▶ [REQUIRED WORK]: Check each line for the string "LADDER" and give only the count of lines that have it.
##### PROVIDED DATA
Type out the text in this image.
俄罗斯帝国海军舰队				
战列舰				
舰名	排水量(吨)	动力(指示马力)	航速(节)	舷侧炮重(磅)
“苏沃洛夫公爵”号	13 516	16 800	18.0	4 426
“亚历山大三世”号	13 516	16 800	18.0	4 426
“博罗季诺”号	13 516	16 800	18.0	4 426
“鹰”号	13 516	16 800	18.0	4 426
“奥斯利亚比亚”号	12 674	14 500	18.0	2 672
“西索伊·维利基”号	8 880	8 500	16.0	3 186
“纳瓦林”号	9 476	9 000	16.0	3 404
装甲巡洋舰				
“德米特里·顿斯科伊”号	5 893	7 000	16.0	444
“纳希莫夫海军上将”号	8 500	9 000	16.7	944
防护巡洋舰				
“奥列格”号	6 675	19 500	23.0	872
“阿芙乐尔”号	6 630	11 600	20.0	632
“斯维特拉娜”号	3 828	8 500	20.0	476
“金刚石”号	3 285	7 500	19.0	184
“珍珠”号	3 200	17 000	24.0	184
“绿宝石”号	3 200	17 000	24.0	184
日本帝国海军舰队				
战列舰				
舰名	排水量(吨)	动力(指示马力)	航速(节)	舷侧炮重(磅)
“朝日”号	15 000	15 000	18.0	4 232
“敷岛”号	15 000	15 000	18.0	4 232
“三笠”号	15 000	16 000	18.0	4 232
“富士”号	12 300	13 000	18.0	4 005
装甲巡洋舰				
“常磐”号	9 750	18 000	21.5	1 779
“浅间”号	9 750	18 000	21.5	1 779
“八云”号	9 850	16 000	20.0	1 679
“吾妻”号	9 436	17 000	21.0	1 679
##########
##### PROVIDED DATA
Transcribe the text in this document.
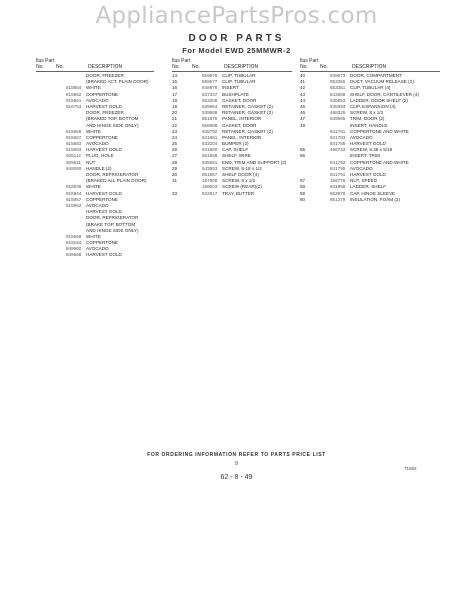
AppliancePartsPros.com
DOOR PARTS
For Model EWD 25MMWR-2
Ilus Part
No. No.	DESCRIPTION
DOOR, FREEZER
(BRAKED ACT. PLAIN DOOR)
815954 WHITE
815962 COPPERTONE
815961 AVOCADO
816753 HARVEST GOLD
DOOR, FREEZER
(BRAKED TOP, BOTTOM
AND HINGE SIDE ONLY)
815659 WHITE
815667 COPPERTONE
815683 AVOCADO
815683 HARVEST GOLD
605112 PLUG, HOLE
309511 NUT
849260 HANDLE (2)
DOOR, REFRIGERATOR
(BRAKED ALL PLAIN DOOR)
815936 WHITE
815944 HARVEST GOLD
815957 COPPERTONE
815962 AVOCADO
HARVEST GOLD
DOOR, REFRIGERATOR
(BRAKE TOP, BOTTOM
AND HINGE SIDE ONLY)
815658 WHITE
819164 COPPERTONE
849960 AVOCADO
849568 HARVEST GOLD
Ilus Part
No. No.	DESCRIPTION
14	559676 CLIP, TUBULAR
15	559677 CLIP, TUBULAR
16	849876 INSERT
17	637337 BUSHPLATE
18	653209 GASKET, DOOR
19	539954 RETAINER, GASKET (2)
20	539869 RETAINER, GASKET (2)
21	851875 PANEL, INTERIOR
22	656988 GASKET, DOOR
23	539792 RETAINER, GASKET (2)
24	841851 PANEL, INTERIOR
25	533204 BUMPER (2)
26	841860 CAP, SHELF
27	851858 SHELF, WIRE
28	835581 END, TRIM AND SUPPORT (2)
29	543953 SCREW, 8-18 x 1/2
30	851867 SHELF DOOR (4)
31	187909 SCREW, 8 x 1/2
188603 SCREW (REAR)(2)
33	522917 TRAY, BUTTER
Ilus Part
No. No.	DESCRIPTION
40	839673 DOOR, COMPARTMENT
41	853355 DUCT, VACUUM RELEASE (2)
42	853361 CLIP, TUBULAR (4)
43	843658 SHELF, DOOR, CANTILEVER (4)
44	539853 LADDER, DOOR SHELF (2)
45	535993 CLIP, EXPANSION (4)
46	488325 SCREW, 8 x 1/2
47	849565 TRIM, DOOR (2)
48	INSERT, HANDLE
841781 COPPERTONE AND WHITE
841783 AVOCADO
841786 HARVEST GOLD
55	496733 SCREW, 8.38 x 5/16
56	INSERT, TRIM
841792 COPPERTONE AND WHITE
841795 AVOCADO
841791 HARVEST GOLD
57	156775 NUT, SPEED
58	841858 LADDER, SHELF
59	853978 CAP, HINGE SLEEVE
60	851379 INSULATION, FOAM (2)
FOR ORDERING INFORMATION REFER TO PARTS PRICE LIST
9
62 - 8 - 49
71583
##########
##### PROVIDED DATA
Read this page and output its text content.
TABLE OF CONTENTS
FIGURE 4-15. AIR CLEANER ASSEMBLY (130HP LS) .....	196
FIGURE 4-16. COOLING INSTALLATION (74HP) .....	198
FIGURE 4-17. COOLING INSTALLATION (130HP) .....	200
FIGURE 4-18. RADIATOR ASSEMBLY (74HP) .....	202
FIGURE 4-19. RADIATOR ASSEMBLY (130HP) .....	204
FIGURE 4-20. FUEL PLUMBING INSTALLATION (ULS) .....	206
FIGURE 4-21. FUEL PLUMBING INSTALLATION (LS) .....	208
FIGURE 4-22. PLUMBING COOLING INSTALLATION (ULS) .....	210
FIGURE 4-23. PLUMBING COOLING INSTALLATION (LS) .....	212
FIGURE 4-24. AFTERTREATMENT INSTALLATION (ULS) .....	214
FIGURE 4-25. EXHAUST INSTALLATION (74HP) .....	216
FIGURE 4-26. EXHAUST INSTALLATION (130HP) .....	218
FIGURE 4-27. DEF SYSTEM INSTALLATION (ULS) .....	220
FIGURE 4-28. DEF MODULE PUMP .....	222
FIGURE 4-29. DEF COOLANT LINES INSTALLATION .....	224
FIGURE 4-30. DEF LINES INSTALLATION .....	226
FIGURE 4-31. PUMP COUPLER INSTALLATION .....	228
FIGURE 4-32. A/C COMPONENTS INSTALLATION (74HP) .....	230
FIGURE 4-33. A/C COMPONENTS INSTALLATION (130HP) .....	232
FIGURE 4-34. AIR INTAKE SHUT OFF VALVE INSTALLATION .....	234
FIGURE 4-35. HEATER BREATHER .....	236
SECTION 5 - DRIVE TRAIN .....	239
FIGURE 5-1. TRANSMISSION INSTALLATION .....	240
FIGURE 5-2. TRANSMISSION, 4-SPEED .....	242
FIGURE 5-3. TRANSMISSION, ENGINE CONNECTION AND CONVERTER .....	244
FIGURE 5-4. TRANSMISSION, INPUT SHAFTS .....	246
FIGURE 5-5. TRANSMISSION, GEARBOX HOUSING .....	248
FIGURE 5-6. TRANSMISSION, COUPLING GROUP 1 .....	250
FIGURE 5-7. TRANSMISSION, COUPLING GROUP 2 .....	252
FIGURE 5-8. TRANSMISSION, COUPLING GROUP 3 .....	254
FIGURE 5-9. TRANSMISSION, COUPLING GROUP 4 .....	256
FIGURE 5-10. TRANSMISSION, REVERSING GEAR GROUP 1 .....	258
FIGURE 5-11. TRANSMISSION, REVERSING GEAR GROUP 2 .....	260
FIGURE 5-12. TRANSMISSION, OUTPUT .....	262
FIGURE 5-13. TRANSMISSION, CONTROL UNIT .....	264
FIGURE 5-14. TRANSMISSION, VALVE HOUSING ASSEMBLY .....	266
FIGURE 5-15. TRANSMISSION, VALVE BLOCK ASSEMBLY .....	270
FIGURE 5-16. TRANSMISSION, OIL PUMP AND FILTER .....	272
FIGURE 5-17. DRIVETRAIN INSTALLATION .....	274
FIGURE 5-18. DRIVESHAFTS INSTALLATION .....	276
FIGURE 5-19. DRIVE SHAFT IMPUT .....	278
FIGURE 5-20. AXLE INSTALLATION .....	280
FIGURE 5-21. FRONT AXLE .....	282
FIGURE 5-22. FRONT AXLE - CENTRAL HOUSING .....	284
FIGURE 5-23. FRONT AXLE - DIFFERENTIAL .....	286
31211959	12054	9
##########
▶ [FULL SOLUTION]: 2